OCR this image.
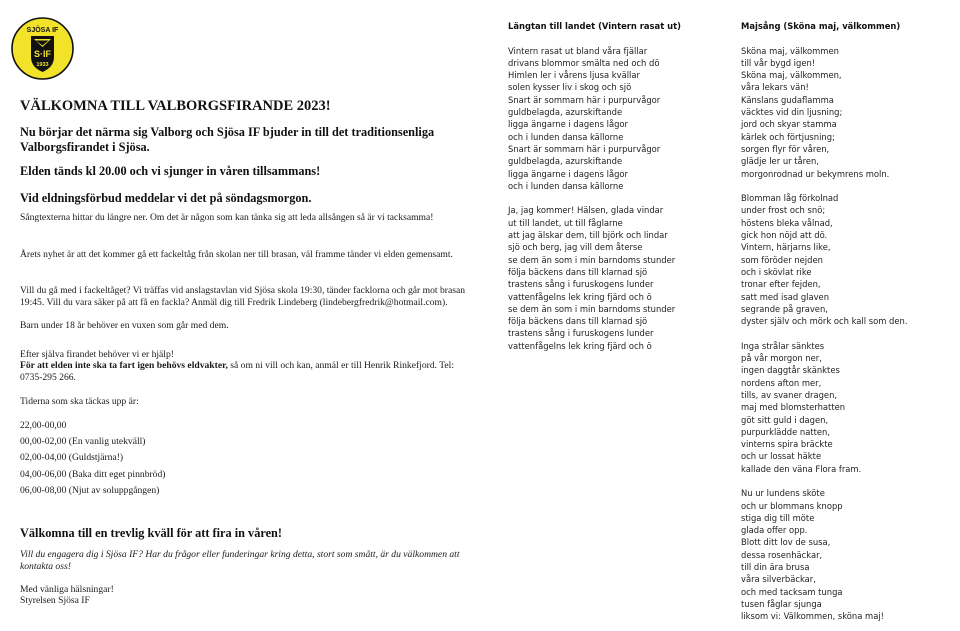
SJÖSA IF
S·IF
1933
VÄLKOMNA TILL VALBORGSFIRANDE 2023!
Nu börjar det närma sig Valborg och Sjösa IF bjuder in till det traditionsenliga Valborgsfirandet i Sjösa.
Elden tänds kl 20.00 och vi sjunger in våren tillsammans!
Vid eldningsförbud meddelar vi det på söndagsmorgon.
Sångtexterna hittar du längre ner. Om det är någon som kan tänka sig att leda allsången så är vi tacksamma!
Årets nyhet är att det kommer gå ett fackeltåg från skolan ner till brasan, väl framme tänder vi elden gemensamt.
Vill du gå med i fackeltåget? Vi träffas vid anslagstavlan vid Sjösa skola 19:30, tänder facklorna och går mot brasan 19:45. Vill du vara säker på att få en fackla? Anmäl dig till Fredrik Lindeberg (lindebergfredrik@hotmail.com).
Barn under 18 år behöver en vuxen som går med dem.
Efter själva firandet behöver vi er hjälp!
För att elden inte ska ta fart igen behövs eldvakter, så om ni vill och kan, anmäl er till Henrik Rinkefjord. Tel: 0735-295 266.
Tiderna som ska täckas upp är:
22,00-00,00
00,00-02,00 (En vanlig utekväll)
02,00-04,00 (Guldstjärna!)
04,00-06,00 (Baka ditt eget pinnbröd)
06,00-08,00 (Njut av soluppgången)
Välkomna till en trevlig kväll för att fira in våren!
Vill du engagera dig i Sjösa IF? Har du frågor eller funderingar kring detta, stort som smått, är du välkommen att kontakta oss!
Med vänliga hälsningar!
Styrelsen Sjösa IF
Längtan till landet (Vintern rasat ut)
Vintern rasat ut bland våra fjällar
drivans blommor smälta ned och dö
Himlen ler i vårens ljusa kvällar
solen kysser liv i skog och sjö
Snart är sommarn här i purpurvågor
guldbelagda, azurskiftande
ligga ängarne i dagens lågor
och i lunden dansa källorne
Snart är sommarn här i purpurvågor
guldbelagda, azurskiftande
ligga ängarne i dagens lågor
och i lunden dansa källorne
Ja, jag kommer! Hälsen, glada vindar
ut till landet, ut till fåglarne
att jag älskar dem, till björk och lindar
sjö och berg, jag vill dem återse
se dem än som i min barndoms stunder
följa bäckens dans till klarnad sjö
trastens sång i furuskogens lunder
vattenfågelns lek kring fjärd och ö
se dem än som i min barndoms stunder
följa bäckens dans till klarnad sjö
trastens sång i furuskogens lunder
vattenfågelns lek kring fjärd och ö
Majsång (Sköna maj, välkommen)
Sköna maj, välkommen
till vår bygd igen!
Sköna maj, välkommen,
våra lekars vän!
Känslans gudaflamma
väcktes vid din ljusning;
jord och skyar stamma
kärlek och förtjusning;
sorgen flyr för våren,
glädje ler ur tåren,
morgonrodnad ur bekymrens moln.
Blomman låg förkolnad
under frost och snö;
höstens bleka vålnad,
gick hon nöjd att dö.
Vintern, härjarns like,
som föröder nejden
och i skövlat rike
tronar efter fejden,
satt med isad glaven
segrande på graven,
dyster själv och mörk och kall som den.
Inga strålar sänktes
på vår morgon ner,
ingen daggtår skänktes
nordens afton mer,
tills, av svaner dragen,
maj med blomsterhatten
göt sitt guld i dagen,
purpurklädde natten,
vinterns spira bräckte
och ur lossat häkte
kallade den väna Flora fram.
Nu ur lundens sköte
och ur blommans knopp
stiga dig till möte
glada offer opp.
Blott ditt lov de susa,
dessa rosenhäckar,
till din ära brusa
våra silverbäckar,
och med tacksam tunga
tusen fåglar sjunga
liksom vi: Välkommen, sköna maj!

______

Gather and return every line that holds the string "landet".

Längtan till landet (Vintern rasat ut)
ut till landet, ut till fåglarne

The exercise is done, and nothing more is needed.